* **Saved entries**:
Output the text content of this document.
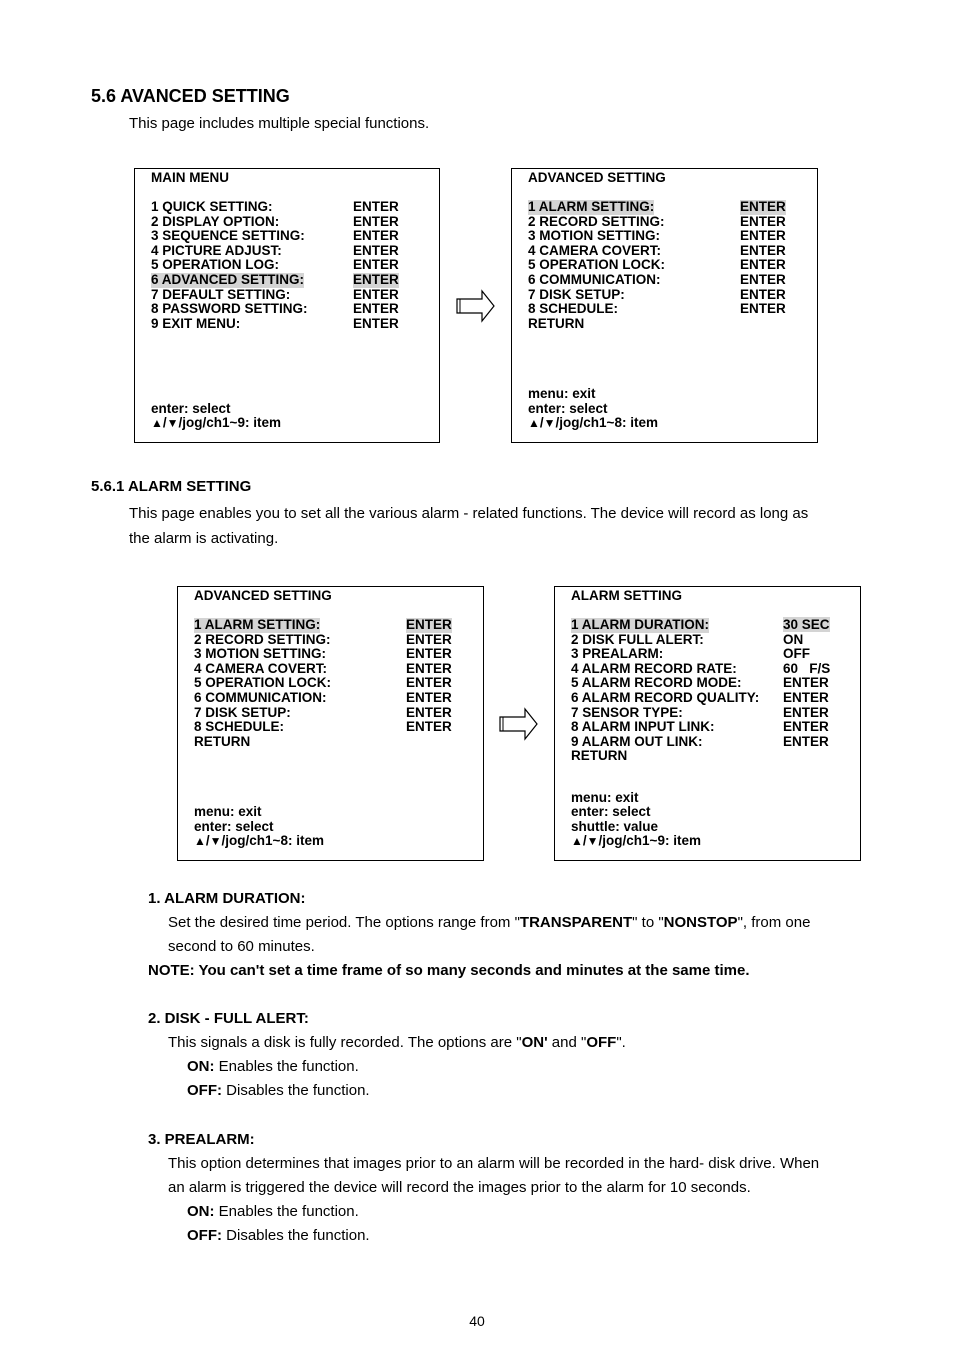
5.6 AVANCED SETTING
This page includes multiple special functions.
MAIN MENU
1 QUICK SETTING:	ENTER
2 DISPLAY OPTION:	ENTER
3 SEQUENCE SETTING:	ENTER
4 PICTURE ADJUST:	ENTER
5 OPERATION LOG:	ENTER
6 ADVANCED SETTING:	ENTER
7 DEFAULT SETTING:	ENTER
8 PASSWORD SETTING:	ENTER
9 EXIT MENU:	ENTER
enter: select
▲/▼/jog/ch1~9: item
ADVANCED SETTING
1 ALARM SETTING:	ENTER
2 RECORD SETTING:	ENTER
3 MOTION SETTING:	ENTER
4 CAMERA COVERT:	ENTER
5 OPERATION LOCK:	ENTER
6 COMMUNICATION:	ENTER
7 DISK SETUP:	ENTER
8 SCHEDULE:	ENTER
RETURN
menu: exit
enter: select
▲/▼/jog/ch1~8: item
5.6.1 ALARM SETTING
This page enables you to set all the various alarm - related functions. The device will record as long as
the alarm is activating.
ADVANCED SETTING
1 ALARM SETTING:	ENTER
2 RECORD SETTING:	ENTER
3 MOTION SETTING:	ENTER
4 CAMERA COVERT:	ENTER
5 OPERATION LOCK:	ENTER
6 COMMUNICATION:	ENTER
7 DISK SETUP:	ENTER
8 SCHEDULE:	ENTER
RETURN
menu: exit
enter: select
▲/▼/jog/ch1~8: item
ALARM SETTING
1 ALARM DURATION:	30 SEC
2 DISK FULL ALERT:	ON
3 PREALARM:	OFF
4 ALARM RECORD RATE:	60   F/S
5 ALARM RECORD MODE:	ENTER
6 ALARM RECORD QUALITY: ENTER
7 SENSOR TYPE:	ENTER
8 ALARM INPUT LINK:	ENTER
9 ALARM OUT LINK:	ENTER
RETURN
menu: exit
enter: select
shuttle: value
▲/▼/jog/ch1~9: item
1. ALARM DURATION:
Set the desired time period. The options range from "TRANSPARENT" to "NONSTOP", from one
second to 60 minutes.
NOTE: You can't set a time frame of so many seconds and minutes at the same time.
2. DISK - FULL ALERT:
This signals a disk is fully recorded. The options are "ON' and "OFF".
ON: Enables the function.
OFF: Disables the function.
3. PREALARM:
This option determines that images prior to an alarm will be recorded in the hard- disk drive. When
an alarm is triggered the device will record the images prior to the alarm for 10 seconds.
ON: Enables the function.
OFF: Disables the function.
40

* **WRITTEN INSTRUCTION**: What you return should match the records above word for word, minus the pictures.

* **ANSWER**:
Output the text content of this document.
5.6 AVANCED SETTING
This page includes multiple special functions.
MAIN MENU
1 QUICK SETTING:	ENTER
2 DISPLAY OPTION:	ENTER
3 SEQUENCE SETTING:	ENTER
4 PICTURE ADJUST:	ENTER
5 OPERATION LOG:	ENTER
6 ADVANCED SETTING:	ENTER
7 DEFAULT SETTING:	ENTER
8 PASSWORD SETTING:	ENTER
9 EXIT MENU:	ENTER
enter: select
▲/▼/jog/ch1~9: item
ADVANCED SETTING
1 ALARM SETTING:	ENTER
2 RECORD SETTING:	ENTER
3 MOTION SETTING:	ENTER
4 CAMERA COVERT:	ENTER
5 OPERATION LOCK:	ENTER
6 COMMUNICATION:	ENTER
7 DISK SETUP:	ENTER
8 SCHEDULE:	ENTER
RETURN
menu: exit
enter: select
▲/▼/jog/ch1~8: item
5.6.1 ALARM SETTING
This page enables you to set all the various alarm - related functions. The device will record as long as
the alarm is activating.
ADVANCED SETTING
1 ALARM SETTING:	ENTER
2 RECORD SETTING:	ENTER
3 MOTION SETTING:	ENTER
4 CAMERA COVERT:	ENTER
5 OPERATION LOCK:	ENTER
6 COMMUNICATION:	ENTER
7 DISK SETUP:	ENTER
8 SCHEDULE:	ENTER
RETURN
menu: exit
enter: select
▲/▼/jog/ch1~8: item
ALARM SETTING
1 ALARM DURATION:	30 SEC
2 DISK FULL ALERT:	ON
3 PREALARM:	OFF
4 ALARM RECORD RATE:	60   F/S
5 ALARM RECORD MODE:	ENTER
6 ALARM RECORD QUALITY: ENTER
7 SENSOR TYPE:	ENTER
8 ALARM INPUT LINK:	ENTER
9 ALARM OUT LINK:	ENTER
RETURN
menu: exit
enter: select
shuttle: value
▲/▼/jog/ch1~9: item
1. ALARM DURATION:
Set the desired time period. The options range from "TRANSPARENT" to "NONSTOP", from one
second to 60 minutes.
NOTE: You can't set a time frame of so many seconds and minutes at the same time.
2. DISK - FULL ALERT:
This signals a disk is fully recorded. The options are "ON' and "OFF".
ON: Enables the function.
OFF: Disables the function.
3. PREALARM:
This option determines that images prior to an alarm will be recorded in the hard- disk drive. When
an alarm is triggered the device will record the images prior to the alarm for 10 seconds.
ON: Enables the function.
OFF: Disables the function.
40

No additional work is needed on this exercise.